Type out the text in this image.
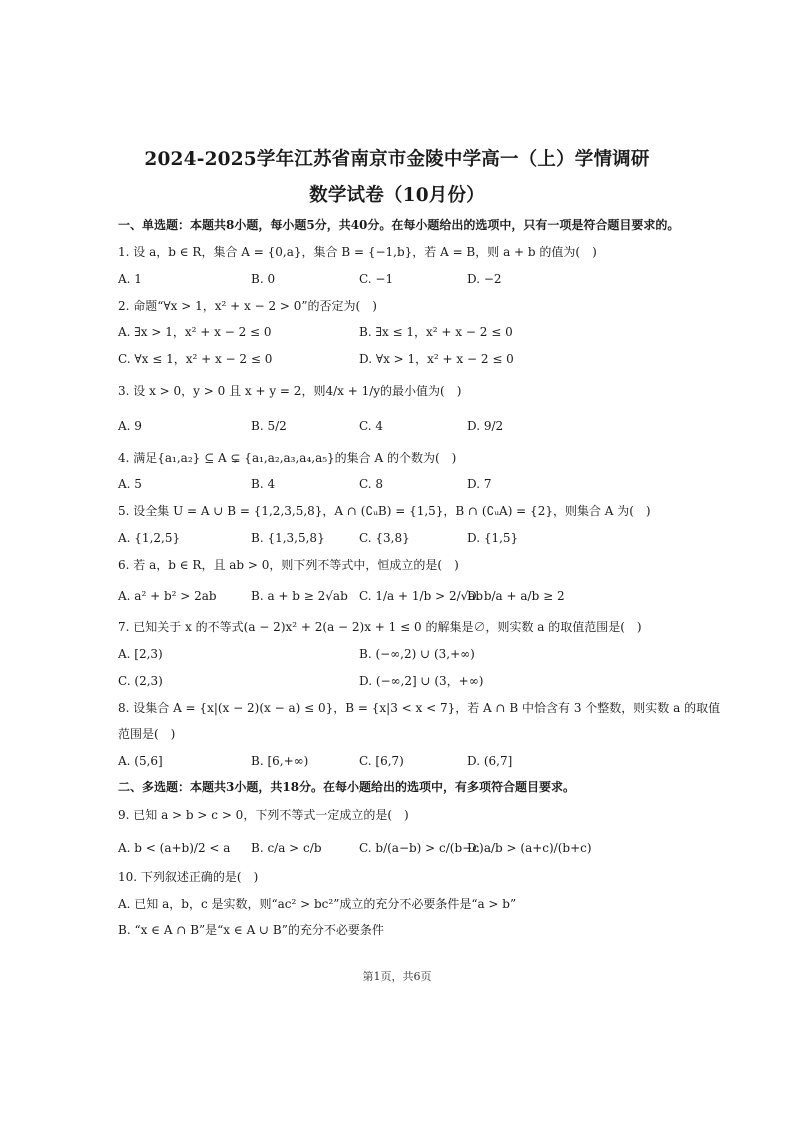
2024-2025学年江苏省南京市金陵中学高一（上）学情调研
数学试卷（10月份）
一、单选题：本题共8小题，每小题5分，共40分。在每小题给出的选项中，只有一项是符合题目要求的。
1. 设 a，b ∈ R，集合 A = {0,a}，集合 B = {−1,b}，若 A = B，则 a + b 的值为(　)
A. 1	B. 0	C. −1	D. −2
2. 命题“∀x > 1，x² + x − 2 > 0”的否定为(　)
A. ∃x > 1，x² + x − 2 ≤ 0	B. ∃x ≤ 1，x² + x − 2 ≤ 0
C. ∀x ≤ 1，x² + x − 2 ≤ 0	D. ∀x > 1，x² + x − 2 ≤ 0
3. 设 x > 0，y > 0 且 x + y = 2，则4/x + 1/y的最小值为(　)
A. 9	B. 5/2	C. 4	D. 9/2
4. 满足{a₁,a₂} ⊆ A ⊊ {a₁,a₂,a₃,a₄,a₅}的集合 A 的个数为(　)
A. 5	B. 4	C. 8	D. 7
5. 设全集 U = A ∪ B = {1,2,3,5,8}，A ∩ (∁ᵤB) = {1,5}，B ∩ (∁ᵤA) = {2}，则集合 A 为(　)
A. {1,2,5}	B. {1,3,5,8}	C. {3,8}	D. {1,5}
6. 若 a，b ∈ R，且 ab > 0，则下列不等式中，恒成立的是(　)
A. a² + b² > 2ab	B. a + b ≥ 2√ab C. 1/a + 1/b > 2/√ab
D. b/a + a/b ≥ 2
7. 已知关于 x 的不等式(a − 2)x² + 2(a − 2)x + 1 ≤ 0 的解集是∅，则实数 a 的取值范围是(　)
A. [2,3)	B. (−∞,2) ∪ (3,+∞)
C. (2,3)	D. (−∞,2] ∪ (3，+∞)
8. 设集合 A = {x|(x − 2)(x − a) ≤ 0}，B = {x|3 < x < 7}，若 A ∩ B 中恰含有 3 个整数，则实数 a 的取值
范围是(　)
A. (5,6]	B. [6,+∞)	C. [6,7)	D. (6,7]
二、多选题：本题共3小题，共18分。在每小题给出的选项中，有多项符合题目要求。
9. 已知 a > b > c > 0，下列不等式一定成立的是(　)
A. b < (a+b)/2 < a B. c/a > c/b	C. b/(a−b) > c/(b−c)
D. a/b > (a+c)/(b+c)
10. 下列叙述正确的是(　)
A. 已知 a，b，c 是实数，则“ac² > bc²”成立的充分不必要条件是“a > b”
B. “x ∈ A ∩ B”是“x ∈ A ∪ B”的充分不必要条件
第1页，共6页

- **THE REQUEST**: Every record above should come back exactly, but without its pictures.

- **WRITTEN ANSWER**:
Type out the text in this image.
2024-2025学年江苏省南京市金陵中学高一（上）学情调研
数学试卷（10月份）
一、单选题：本题共8小题，每小题5分，共40分。在每小题给出的选项中，只有一项是符合题目要求的。
1. 设 a，b ∈ R，集合 A = {0,a}，集合 B = {−1,b}，若 A = B，则 a + b 的值为(　)
A. 1	B. 0	C. −1	D. −2
2. 命题“∀x > 1，x² + x − 2 > 0”的否定为(　)
A. ∃x > 1，x² + x − 2 ≤ 0	B. ∃x ≤ 1，x² + x − 2 ≤ 0
C. ∀x ≤ 1，x² + x − 2 ≤ 0	D. ∀x > 1，x² + x − 2 ≤ 0
3. 设 x > 0，y > 0 且 x + y = 2，则4/x + 1/y的最小值为(　)
A. 9	B. 5/2	C. 4	D. 9/2
4. 满足{a₁,a₂} ⊆ A ⊊ {a₁,a₂,a₃,a₄,a₅}的集合 A 的个数为(　)
A. 5	B. 4	C. 8	D. 7
5. 设全集 U = A ∪ B = {1,2,3,5,8}，A ∩ (∁ᵤB) = {1,5}，B ∩ (∁ᵤA) = {2}，则集合 A 为(　)
A. {1,2,5}	B. {1,3,5,8}	C. {3,8}	D. {1,5}
6. 若 a，b ∈ R，且 ab > 0，则下列不等式中，恒成立的是(　)
A. a² + b² > 2ab	B. a + b ≥ 2√ab C. 1/a + 1/b > 2/√ab
D. b/a + a/b ≥ 2
7. 已知关于 x 的不等式(a − 2)x² + 2(a − 2)x + 1 ≤ 0 的解集是∅，则实数 a 的取值范围是(　)
A. [2,3)	B. (−∞,2) ∪ (3,+∞)
C. (2,3)	D. (−∞,2] ∪ (3，+∞)
8. 设集合 A = {x|(x − 2)(x − a) ≤ 0}，B = {x|3 < x < 7}，若 A ∩ B 中恰含有 3 个整数，则实数 a 的取值
范围是(　)
A. (5,6]	B. [6,+∞)	C. [6,7)	D. (6,7]
二、多选题：本题共3小题，共18分。在每小题给出的选项中，有多项符合题目要求。
9. 已知 a > b > c > 0，下列不等式一定成立的是(　)
A. b < (a+b)/2 < a B. c/a > c/b	C. b/(a−b) > c/(b−c)
D. a/b > (a+c)/(b+c)
10. 下列叙述正确的是(　)
A. 已知 a，b，c 是实数，则“ac² > bc²”成立的充分不必要条件是“a > b”
B. “x ∈ A ∩ B”是“x ∈ A ∪ B”的充分不必要条件
第1页，共6页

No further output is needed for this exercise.